Source text -
Radiography of a Baining Mask
posted August 31st, 2012

After rehousing some 15 Sulka masks (read about that here: http://fieldmuseum.org/users/ashley-jehle/blog/rehousing-sulka-masks), we set our sights on the museum's collection of Baining masks. But before we could break out the power tools and begin rehousing, we decided to X-ray one of the Baining masks in order to better understand its structure.
The Baining peoples of New Britain, Papua New Guinea make masks to be danced to commemorate events such as births, deaths, and harvest season. This mask entered the collection at the Field Museum in 1913 and has been stored in a similar way as the Sulka Masks since the 1980’s.
Baining masks can vary in form and shape, but they are mostly made of plant materials and are often decorated with red and black pigment. This mask is constructed of a bamboo pole and a frame made of wood and rattan, which are covered with leaves and barkcloth. The wooden and rattan frame creates the structure of the mask and is lashed together with what appears to be rattan epidermis. The leaves act as filler over the frame. The outer covering is barkcloth, or tapa, which is made from the beaten inner bark of certain trees, like breadfruit and ficus. The barkcloth is stitched together around the frame and is painted with black and red designs.
In this detail, you can see the veins in the leaves, and the two small dots at the top and bottom are from the fiducials.
The Field Museum has a Siemens Multix digital X-ray system. For taking X-rays from the side, the digital plate can be mounted to a “bucky” and the tube support synchronized so that when the plate is moved vertically the X-ray tube follows it. The Multix is a medical X-ray unit, and the digital plate measures about 14 inches by 17 inches. Since the mask is over 8 feet long (and over 3 feet tall), it could not be X-rayed overall. Therefore, the object was X-rayed in smaller, overlapping sections, and these X-radiographs were merged digitally in Photoshop.

Data under study -

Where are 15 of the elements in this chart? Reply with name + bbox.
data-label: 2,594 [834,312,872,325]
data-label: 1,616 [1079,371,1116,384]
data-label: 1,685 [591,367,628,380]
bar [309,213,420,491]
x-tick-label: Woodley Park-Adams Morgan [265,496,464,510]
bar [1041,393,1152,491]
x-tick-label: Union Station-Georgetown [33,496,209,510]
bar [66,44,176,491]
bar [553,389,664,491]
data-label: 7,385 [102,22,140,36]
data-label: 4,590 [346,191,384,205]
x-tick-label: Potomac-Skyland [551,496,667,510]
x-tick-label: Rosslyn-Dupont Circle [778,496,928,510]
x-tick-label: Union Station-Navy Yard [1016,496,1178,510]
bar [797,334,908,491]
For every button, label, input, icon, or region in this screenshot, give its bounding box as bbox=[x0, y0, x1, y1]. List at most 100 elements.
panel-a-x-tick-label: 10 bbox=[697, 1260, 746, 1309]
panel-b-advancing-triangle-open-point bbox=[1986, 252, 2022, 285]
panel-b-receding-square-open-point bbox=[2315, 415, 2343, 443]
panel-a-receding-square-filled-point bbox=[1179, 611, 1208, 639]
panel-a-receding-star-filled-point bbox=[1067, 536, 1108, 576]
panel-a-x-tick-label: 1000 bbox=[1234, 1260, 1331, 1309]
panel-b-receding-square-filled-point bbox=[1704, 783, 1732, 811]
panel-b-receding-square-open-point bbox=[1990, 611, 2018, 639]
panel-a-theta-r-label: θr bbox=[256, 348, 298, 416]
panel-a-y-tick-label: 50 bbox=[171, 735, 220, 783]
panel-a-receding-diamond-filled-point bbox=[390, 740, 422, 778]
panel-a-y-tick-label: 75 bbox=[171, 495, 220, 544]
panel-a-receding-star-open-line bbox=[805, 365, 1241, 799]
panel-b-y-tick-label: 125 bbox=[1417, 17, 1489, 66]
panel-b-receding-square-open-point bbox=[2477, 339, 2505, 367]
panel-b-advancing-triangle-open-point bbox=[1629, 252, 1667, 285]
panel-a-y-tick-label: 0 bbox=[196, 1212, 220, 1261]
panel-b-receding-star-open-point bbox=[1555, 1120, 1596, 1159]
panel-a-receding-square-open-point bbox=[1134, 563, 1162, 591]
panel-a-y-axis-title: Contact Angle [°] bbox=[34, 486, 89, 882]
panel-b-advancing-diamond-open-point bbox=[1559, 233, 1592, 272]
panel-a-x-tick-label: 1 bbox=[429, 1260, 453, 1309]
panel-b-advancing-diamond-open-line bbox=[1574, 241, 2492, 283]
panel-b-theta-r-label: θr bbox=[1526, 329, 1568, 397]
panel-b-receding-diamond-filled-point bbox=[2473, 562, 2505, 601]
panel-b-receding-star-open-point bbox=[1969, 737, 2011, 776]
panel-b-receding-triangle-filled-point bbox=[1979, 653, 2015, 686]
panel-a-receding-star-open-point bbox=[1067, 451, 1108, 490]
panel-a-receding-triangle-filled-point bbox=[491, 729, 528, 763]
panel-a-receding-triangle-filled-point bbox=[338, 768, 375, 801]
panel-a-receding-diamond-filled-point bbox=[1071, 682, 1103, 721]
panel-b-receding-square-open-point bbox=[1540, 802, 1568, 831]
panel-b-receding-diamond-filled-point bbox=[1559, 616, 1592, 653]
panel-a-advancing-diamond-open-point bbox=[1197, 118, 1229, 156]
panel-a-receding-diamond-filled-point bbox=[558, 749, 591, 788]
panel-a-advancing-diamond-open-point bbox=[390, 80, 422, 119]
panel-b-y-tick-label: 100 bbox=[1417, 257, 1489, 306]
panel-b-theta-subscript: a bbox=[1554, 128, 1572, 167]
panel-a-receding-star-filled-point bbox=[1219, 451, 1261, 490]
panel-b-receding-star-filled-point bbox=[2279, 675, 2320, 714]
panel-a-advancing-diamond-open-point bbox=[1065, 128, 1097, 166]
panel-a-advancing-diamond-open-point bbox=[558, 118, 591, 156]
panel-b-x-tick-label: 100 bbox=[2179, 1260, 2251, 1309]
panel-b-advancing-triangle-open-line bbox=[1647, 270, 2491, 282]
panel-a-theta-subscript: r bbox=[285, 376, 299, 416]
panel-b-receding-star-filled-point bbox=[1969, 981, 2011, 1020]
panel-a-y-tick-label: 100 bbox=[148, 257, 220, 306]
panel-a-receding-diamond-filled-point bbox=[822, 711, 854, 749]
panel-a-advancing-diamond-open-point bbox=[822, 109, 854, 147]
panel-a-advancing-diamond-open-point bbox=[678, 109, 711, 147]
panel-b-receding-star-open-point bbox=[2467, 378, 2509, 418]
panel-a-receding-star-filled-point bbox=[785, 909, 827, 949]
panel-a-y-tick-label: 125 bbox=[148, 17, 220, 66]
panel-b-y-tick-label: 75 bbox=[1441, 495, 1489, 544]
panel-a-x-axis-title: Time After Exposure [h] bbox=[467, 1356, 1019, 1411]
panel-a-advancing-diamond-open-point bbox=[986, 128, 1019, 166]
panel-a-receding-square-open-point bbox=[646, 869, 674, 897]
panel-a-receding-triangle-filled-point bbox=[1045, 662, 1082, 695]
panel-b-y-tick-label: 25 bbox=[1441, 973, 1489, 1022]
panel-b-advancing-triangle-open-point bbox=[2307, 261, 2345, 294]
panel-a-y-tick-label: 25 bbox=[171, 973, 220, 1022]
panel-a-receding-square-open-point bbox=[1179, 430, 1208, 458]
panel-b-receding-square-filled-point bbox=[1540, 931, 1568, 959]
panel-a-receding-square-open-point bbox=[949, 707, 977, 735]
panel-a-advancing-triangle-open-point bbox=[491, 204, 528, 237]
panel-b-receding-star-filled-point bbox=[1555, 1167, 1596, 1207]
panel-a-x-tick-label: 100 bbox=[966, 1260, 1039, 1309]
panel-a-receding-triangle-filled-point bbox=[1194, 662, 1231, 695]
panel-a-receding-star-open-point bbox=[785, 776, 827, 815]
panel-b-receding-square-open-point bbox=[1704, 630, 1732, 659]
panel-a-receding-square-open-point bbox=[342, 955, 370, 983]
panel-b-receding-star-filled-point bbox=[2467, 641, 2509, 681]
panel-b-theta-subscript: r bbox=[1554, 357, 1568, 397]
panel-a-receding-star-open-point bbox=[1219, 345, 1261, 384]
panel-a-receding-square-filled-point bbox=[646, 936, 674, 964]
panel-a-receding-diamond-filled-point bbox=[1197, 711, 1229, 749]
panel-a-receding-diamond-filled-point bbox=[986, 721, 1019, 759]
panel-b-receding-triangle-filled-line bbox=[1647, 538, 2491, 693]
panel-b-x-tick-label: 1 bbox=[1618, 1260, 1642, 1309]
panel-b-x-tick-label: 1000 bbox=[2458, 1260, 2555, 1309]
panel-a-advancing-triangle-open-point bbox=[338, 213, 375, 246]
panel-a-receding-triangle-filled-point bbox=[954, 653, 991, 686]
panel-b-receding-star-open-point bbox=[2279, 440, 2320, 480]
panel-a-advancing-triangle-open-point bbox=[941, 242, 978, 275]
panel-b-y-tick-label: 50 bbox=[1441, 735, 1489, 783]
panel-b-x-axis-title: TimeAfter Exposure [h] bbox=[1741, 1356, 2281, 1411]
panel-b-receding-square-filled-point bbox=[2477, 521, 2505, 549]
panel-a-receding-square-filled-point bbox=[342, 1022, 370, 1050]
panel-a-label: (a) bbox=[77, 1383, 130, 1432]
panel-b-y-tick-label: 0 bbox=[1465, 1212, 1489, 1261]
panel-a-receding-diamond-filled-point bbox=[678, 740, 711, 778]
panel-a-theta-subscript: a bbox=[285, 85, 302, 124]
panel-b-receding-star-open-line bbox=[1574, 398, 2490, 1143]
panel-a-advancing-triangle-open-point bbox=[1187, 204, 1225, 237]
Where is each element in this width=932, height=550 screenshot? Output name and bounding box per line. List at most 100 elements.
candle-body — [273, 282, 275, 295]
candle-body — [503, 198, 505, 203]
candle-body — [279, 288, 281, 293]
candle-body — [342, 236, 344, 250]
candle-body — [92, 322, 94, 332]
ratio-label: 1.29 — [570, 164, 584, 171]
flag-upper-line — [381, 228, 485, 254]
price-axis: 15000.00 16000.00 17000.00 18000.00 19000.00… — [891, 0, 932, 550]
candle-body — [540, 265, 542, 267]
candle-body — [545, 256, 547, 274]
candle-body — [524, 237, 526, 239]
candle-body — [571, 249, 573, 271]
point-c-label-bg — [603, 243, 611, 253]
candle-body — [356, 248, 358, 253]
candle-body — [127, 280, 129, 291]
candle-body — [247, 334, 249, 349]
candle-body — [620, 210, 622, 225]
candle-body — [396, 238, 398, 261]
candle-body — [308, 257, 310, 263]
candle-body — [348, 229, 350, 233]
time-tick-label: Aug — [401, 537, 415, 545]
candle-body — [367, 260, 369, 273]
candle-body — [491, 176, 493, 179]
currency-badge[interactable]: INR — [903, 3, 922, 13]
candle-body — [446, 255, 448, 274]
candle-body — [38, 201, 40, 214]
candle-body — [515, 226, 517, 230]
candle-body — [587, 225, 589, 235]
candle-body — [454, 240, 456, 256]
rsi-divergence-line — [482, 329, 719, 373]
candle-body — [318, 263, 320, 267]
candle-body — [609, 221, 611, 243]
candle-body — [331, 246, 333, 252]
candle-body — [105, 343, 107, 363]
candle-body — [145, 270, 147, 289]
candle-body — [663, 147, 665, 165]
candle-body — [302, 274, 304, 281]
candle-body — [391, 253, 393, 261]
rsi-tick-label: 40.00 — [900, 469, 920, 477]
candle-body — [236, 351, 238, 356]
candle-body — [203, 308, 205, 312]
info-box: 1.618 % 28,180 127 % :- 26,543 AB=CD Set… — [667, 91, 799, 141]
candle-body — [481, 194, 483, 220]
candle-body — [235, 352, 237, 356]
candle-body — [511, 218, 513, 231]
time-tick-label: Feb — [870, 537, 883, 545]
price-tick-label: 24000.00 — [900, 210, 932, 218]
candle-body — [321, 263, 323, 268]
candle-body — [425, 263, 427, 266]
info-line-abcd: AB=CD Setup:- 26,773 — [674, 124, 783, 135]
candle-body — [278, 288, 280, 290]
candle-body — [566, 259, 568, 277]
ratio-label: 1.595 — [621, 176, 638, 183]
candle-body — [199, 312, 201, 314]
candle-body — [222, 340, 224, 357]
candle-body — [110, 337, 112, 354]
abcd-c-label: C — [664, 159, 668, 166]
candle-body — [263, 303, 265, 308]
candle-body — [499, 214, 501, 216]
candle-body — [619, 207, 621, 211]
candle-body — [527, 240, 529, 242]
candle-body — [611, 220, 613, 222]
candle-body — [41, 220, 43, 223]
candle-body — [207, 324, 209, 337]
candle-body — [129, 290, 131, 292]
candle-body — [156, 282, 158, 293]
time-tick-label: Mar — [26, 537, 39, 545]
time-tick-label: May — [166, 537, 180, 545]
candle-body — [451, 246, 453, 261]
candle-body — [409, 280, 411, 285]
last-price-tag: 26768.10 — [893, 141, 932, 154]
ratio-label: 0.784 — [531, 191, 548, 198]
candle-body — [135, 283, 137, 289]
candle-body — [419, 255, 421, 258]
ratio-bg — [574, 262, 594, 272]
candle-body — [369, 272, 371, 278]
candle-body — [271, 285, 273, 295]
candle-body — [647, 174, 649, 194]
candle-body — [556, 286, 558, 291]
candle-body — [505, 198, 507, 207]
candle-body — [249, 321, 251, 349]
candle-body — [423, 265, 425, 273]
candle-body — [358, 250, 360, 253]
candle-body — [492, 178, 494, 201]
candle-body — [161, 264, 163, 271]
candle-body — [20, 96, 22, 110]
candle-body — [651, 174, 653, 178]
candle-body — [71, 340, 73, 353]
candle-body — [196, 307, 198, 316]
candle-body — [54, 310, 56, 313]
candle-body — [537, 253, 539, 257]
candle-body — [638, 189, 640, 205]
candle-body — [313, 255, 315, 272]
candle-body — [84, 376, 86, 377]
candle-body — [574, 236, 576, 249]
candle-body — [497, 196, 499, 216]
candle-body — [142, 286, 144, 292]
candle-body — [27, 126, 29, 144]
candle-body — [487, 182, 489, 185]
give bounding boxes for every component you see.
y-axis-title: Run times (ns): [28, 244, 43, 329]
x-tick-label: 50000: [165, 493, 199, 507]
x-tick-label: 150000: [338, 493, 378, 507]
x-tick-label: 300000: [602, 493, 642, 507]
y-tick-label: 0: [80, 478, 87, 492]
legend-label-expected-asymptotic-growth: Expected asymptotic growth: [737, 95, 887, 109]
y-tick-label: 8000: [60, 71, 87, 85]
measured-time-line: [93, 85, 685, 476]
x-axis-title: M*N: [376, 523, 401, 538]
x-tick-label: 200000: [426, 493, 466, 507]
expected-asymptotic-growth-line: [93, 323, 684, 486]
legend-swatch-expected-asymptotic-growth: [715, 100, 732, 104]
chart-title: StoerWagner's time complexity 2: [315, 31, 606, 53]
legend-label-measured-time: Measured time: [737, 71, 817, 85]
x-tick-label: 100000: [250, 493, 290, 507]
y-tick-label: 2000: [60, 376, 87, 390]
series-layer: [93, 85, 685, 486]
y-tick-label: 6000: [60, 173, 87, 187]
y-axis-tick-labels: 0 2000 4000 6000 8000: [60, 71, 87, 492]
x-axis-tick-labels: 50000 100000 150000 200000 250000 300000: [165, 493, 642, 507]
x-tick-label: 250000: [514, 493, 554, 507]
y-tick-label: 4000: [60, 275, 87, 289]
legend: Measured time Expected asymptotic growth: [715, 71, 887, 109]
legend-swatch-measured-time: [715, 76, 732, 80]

Tasks to perform -
(a) In the post about X-raying a Baining mask, what year did the mask enter the Field Museum's collection?
(b) Continue the post about X-raying a Baining mask from the point where it stops.

Expected results -
(a) 1913

(b)
One of the complications that arises from X-raying sections and stitching them together is geometric distortion of the image. The shape and size of the mask gets distorted at the edges of the X-radiograph as a result of the way the X-ray beam is emitted from the tube. Think of the way hand puppet shadows look depending on the distance between the flashlight and your hand.
What made this digital image patchworking more precise and easier to put together were fiducials! (What a fun word, right?) Regenstein Conservator J.P. Brown first came across fiducial “CT-Spots” during a recent CT scanning project in collaboration with Christ Hospital in Oak Lawn. Fiducials are basically stickers that contain a high attenuating material which will appear white in the X-radiograph. These stickers were placed on the cheesecloth wrappings, and these areas were overlapped so that the fiducials appear near the edges of each X-radiograph section.
The fiducials appear as small white dots in the X-radiographs. Note that the lighter colored trio of squares in the images is an effect from the digital plate. It’s something that does not appear when X-raying humans, but appears when X-raying lower attenuating things like plant material.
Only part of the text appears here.